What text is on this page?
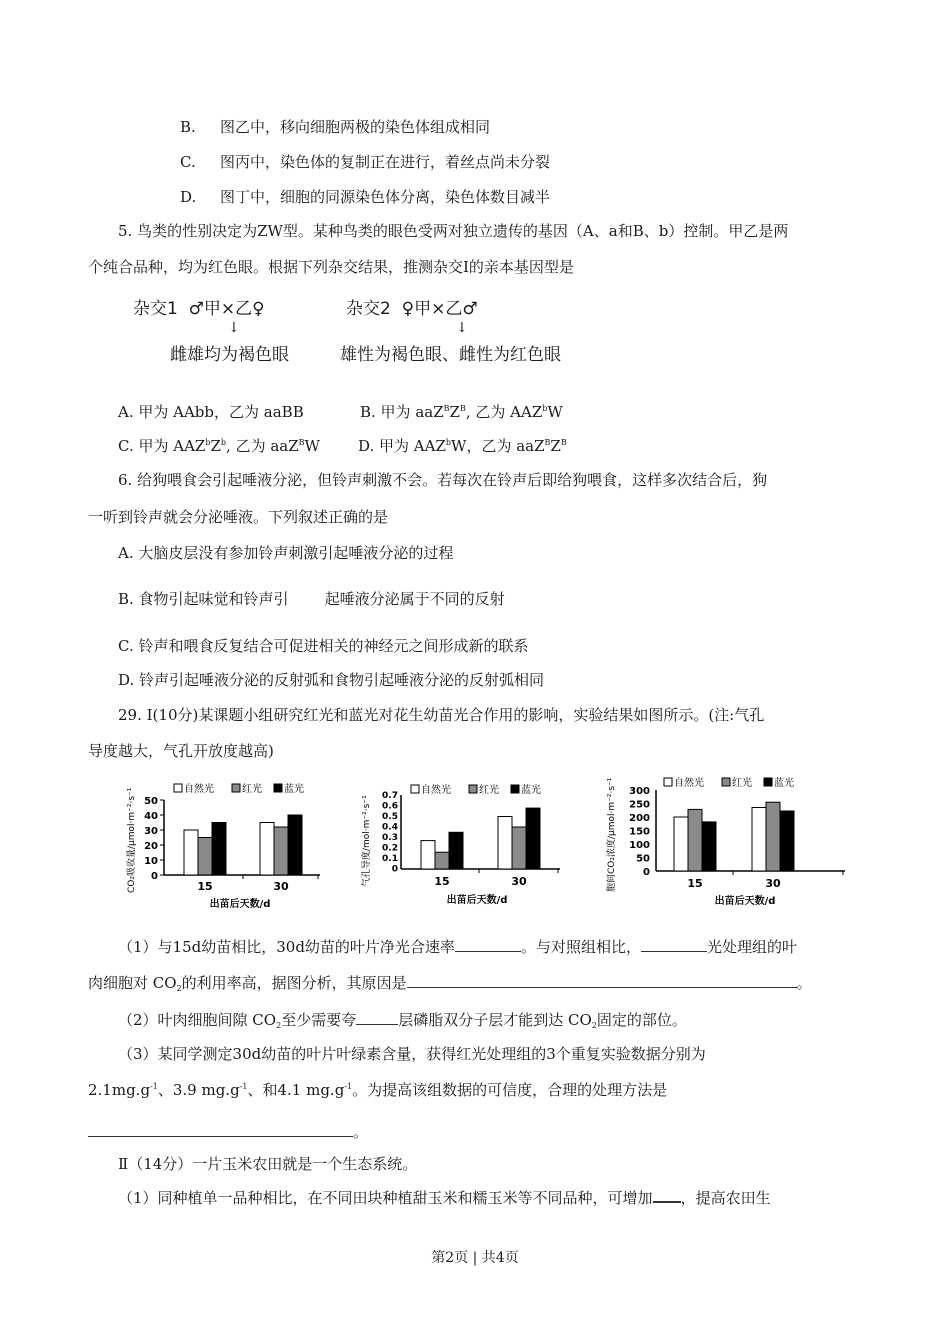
B. 图乙中，移向细胞两极的染色体组成相同
C. 图丙中，染色体的复制正在进行，着丝点尚未分裂
D. 图丁中，细胞的同源染色体分离，染色体数目减半
5. 鸟类的性别决定为ZW型。某种鸟类的眼色受两对独立遗传的基因（A、a和B、b）控制。甲乙是两
个纯合品种，均为红色眼。根据下列杂交结果，推测杂交Ⅰ的亲本基因型是
杂交1 ♂甲×乙♀
↓
雌雄均为褐色眼
杂交2 ♀甲×乙♂
↓
雄性为褐色眼、雌性为红色眼
A. 甲为 AAbb，乙为 aaBB	B. 甲为 $aaZ^BZ^B$, 乙为 AAZ$^b$W
C. 甲为 $AAZ^bZ^b$, 乙为 aaZ$^B$W	D. 甲为 AAZ$^b$W，乙为 $aaZ^BZ^B$
6. 给狗喂食会引起唾液分泌，但铃声刺激不会。若每次在铃声后即给狗喂食，这样多次结合后，狗
一听到铃声就会分泌唾液。下列叙述正确的是
A. 大脑皮层没有参加铃声刺激引起唾液分泌的过程
B. 食物引起味觉和铃声引 起唾液分泌属于不同的反射
C. 铃声和喂食反复结合可促进相关的神经元之间形成新的联系
D. 铃声引起唾液分泌的反射弧和食物引起唾液分泌的反射弧相同
29. Ⅰ(10分)某课题小组研究红光和蓝光对花生幼苗光合作用的影响，实验结果如图所示。(注:气孔
导度越大，气孔开放度越高)
CO₂吸收量/μmol·m⁻²·s⁻¹ 50
40
30
20
10
0
15	30
出苗后天数/d
自然光	红光 蓝光
气孔导度/mol·m⁻²·s⁻¹ 0.7
0.6
0.5
0.4
0.3
0.2
0.1
0
15	30
出苗后天数/d
自然光	红光 蓝光	胞间CO₂浓度/μmol·m⁻²·s⁻¹ 300
250
200
150
100
50
0
15	30
出苗后天数/d
自然光	红光 蓝光
（1）与15d幼苗相比，30d幼苗的叶片净光合速率	。与对照组相比，	光处理组的叶
肉细胞对 $CO_2$的利用率高，据图分析，其原因是	。
（2）叶肉细胞间隙 $CO_2$至少需要夸	层磷脂双分子层才能到达 $CO_2$固定的部位。
（3）某同学测定30d幼苗的叶片叶绿素含量，获得红光处理组的3个重复实验数据分别为
$2.1mg.g^{-1}$、3.9 $mg.g^{-1}$、和4.1 $mg.g^{-1}$。为提高该组数据的可信度，合理的处理方法是
。
Ⅱ（14分）一片玉米农田就是一个生态系统。
（1）同种植单一品种相比，在不同田块种植甜玉米和糯玉米等不同品种，可增加 ，提高农田生
第2页 | 共4页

▶ _Problem to work on_:
Gather each line in these records that contains the string "μmol".

▶ _Task response_:
CO₂吸收量/μmol·m⁻²·s⁻¹ 50
自然光	红光 蓝光	胞间CO₂浓度/μmol·m⁻²·s⁻¹ 300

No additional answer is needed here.